-- Problem statement --
The entries below are to be written out again without alteration.

'''

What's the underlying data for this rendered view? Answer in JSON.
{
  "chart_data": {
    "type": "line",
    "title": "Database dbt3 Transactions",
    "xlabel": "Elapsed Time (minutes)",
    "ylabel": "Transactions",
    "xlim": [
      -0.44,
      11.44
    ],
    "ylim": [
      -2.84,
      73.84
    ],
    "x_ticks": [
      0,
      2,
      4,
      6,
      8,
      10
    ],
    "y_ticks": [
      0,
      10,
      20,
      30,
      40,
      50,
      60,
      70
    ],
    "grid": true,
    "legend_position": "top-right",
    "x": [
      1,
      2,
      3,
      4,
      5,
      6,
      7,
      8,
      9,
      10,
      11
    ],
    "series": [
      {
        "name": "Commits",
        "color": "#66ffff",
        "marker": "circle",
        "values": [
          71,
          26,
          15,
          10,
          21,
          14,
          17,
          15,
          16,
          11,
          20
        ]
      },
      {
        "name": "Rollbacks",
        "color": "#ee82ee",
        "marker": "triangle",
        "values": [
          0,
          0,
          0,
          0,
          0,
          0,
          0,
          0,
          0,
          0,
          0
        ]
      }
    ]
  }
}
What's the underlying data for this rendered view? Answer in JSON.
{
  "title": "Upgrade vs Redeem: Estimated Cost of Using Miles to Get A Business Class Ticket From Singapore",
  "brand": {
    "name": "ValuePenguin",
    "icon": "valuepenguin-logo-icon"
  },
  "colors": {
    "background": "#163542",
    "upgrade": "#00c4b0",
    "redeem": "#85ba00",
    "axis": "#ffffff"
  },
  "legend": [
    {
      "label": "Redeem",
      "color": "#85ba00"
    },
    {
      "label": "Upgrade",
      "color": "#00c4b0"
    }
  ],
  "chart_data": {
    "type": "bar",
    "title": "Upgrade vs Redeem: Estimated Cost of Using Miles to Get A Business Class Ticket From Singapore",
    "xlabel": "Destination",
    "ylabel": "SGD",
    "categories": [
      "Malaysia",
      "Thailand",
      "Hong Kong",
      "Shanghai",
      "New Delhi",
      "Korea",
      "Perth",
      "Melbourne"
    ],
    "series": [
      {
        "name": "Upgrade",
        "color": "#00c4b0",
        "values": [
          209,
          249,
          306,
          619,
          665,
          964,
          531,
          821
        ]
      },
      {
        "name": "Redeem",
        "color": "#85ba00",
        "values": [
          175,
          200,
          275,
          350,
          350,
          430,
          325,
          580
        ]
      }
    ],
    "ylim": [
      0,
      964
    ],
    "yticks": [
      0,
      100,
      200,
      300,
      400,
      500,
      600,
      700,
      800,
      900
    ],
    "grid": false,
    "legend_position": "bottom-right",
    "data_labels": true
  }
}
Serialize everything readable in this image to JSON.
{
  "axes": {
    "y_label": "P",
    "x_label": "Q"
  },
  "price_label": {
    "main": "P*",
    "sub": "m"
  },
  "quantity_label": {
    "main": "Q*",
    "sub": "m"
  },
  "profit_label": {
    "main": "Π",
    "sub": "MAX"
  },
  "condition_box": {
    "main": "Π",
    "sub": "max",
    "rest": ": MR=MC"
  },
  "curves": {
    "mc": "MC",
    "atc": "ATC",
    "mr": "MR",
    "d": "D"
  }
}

'''

-- Task response --
What's the underlying data for this rendered view? Answer in JSON.
{
  "chart_data": {
    "type": "line",
    "title": "Database dbt3 Transactions",
    "xlabel": "Elapsed Time (minutes)",
    "ylabel": "Transactions",
    "xlim": [
      -0.44,
      11.44
    ],
    "ylim": [
      -2.84,
      73.84
    ],
    "x_ticks": [
      0,
      2,
      4,
      6,
      8,
      10
    ],
    "y_ticks": [
      0,
      10,
      20,
      30,
      40,
      50,
      60,
      70
    ],
    "grid": true,
    "legend_position": "top-right",
    "x": [
      1,
      2,
      3,
      4,
      5,
      6,
      7,
      8,
      9,
      10,
      11
    ],
    "series": [
      {
        "name": "Commits",
        "color": "#66ffff",
        "marker": "circle",
        "values": [
          71,
          26,
          15,
          10,
          21,
          14,
          17,
          15,
          16,
          11,
          20
        ]
      },
      {
        "name": "Rollbacks",
        "color": "#ee82ee",
        "marker": "triangle",
        "values": [
          0,
          0,
          0,
          0,
          0,
          0,
          0,
          0,
          0,
          0,
          0
        ]
      }
    ]
  }
}
What's the underlying data for this rendered view? Answer in JSON.
{
  "title": "Upgrade vs Redeem: Estimated Cost of Using Miles to Get A Business Class Ticket From Singapore",
  "brand": {
    "name": "ValuePenguin",
    "icon": "valuepenguin-logo-icon"
  },
  "colors": {
    "background": "#163542",
    "upgrade": "#00c4b0",
    "redeem": "#85ba00",
    "axis": "#ffffff"
  },
  "legend": [
    {
      "label": "Redeem",
      "color": "#85ba00"
    },
    {
      "label": "Upgrade",
      "color": "#00c4b0"
    }
  ],
  "chart_data": {
    "type": "bar",
    "title": "Upgrade vs Redeem: Estimated Cost of Using Miles to Get A Business Class Ticket From Singapore",
    "xlabel": "Destination",
    "ylabel": "SGD",
    "categories": [
      "Malaysia",
      "Thailand",
      "Hong Kong",
      "Shanghai",
      "New Delhi",
      "Korea",
      "Perth",
      "Melbourne"
    ],
    "series": [
      {
        "name": "Upgrade",
        "color": "#00c4b0",
        "values": [
          209,
          249,
          306,
          619,
          665,
          964,
          531,
          821
        ]
      },
      {
        "name": "Redeem",
        "color": "#85ba00",
        "values": [
          175,
          200,
          275,
          350,
          350,
          430,
          325,
          580
        ]
      }
    ],
    "ylim": [
      0,
      964
    ],
    "yticks": [
      0,
      100,
      200,
      300,
      400,
      500,
      600,
      700,
      800,
      900
    ],
    "grid": false,
    "legend_position": "bottom-right",
    "data_labels": true
  }
}
Serialize everything readable in this image to JSON.
{
  "axes": {
    "y_label": "P",
    "x_label": "Q"
  },
  "price_label": {
    "main": "P*",
    "sub": "m"
  },
  "quantity_label": {
    "main": "Q*",
    "sub": "m"
  },
  "profit_label": {
    "main": "Π",
    "sub": "MAX"
  },
  "condition_box": {
    "main": "Π",
    "sub": "max",
    "rest": ": MR=MC"
  },
  "curves": {
    "mc": "MC",
    "atc": "ATC",
    "mr": "MR",
    "d": "D"
  }
}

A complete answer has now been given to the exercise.